Problem to work on:
Reply with nothing except the number of lines that contain the word "response".

Material for this task:
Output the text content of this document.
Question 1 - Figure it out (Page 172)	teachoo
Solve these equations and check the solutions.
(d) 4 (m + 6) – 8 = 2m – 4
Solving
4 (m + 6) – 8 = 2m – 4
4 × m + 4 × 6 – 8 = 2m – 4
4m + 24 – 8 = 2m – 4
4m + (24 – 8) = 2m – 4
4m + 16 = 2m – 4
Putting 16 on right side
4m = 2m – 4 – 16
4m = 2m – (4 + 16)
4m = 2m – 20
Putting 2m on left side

--

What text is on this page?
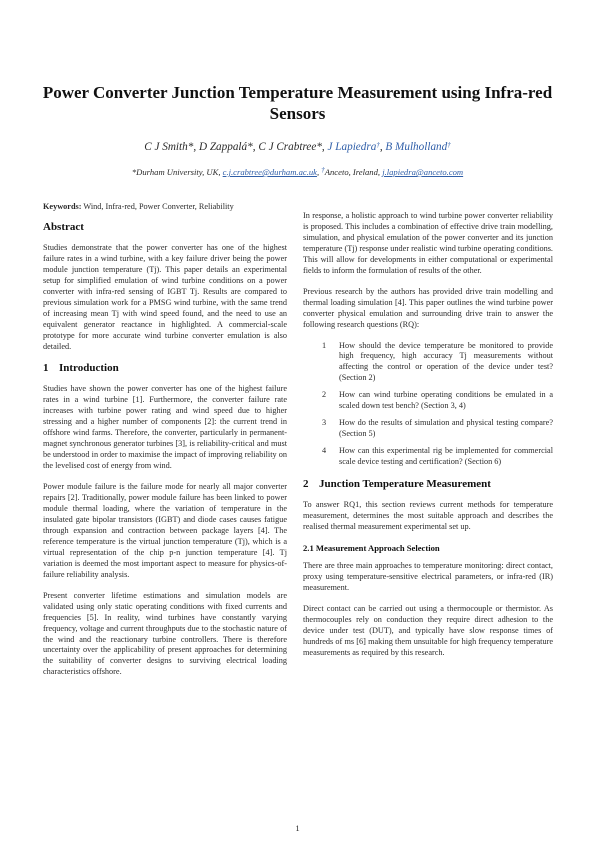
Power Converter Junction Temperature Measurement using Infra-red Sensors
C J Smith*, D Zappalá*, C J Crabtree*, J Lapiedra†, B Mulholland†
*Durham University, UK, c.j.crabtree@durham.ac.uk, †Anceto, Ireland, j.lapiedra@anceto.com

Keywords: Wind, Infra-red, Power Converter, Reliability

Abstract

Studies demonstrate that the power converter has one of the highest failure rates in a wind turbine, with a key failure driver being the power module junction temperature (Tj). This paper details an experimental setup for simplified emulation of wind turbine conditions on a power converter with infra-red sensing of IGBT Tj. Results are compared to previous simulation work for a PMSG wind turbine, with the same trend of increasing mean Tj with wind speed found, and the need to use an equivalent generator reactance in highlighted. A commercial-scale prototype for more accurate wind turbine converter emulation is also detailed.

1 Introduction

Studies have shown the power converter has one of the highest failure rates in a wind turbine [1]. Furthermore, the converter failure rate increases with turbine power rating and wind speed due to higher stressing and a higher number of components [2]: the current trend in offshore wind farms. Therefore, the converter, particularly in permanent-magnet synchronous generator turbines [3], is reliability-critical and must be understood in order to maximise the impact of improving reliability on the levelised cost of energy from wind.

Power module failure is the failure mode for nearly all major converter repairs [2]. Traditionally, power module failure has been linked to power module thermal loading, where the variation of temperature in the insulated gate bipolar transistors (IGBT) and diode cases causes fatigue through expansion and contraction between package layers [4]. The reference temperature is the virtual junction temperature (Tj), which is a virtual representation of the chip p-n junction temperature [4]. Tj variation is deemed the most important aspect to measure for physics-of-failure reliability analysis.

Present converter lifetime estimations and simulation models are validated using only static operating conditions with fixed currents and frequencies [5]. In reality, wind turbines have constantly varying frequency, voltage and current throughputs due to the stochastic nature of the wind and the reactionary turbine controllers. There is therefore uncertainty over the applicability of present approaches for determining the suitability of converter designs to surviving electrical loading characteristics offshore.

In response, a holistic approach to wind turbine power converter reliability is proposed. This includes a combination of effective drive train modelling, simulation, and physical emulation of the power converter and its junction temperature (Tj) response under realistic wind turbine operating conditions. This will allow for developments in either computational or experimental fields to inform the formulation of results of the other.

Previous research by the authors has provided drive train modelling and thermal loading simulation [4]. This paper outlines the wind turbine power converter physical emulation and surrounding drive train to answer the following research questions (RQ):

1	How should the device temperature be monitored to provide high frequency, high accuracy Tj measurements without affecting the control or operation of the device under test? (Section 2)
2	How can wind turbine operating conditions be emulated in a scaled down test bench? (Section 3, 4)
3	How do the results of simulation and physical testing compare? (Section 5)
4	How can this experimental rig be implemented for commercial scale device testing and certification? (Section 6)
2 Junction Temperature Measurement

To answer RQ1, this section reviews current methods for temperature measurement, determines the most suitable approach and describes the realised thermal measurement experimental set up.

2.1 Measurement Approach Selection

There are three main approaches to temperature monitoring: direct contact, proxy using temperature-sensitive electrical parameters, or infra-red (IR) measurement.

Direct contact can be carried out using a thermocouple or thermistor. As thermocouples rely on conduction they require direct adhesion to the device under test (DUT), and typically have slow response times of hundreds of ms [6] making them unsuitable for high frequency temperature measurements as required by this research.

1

* * *

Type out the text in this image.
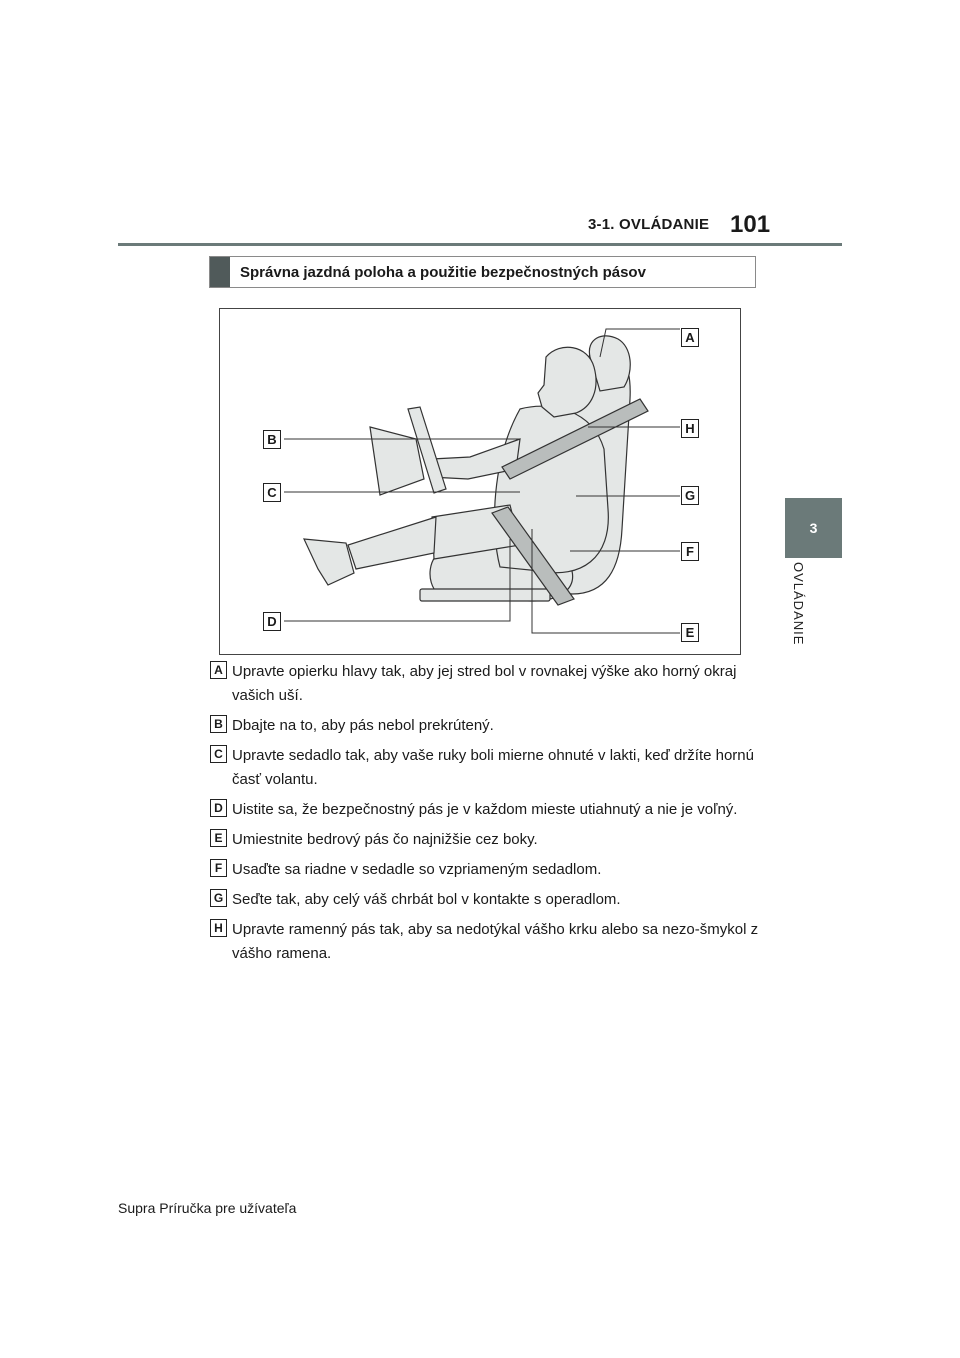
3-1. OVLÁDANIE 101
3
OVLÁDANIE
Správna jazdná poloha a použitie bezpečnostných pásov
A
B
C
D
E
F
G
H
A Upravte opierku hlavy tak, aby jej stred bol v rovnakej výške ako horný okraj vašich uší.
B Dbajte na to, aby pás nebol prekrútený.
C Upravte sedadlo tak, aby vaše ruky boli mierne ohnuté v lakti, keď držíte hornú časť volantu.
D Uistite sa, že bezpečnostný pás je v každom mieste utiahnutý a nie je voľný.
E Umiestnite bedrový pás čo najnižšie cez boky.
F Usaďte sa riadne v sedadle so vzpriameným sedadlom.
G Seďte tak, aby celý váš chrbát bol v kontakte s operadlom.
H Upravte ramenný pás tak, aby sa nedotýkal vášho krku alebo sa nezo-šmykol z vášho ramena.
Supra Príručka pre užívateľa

Answer to the exercise:
2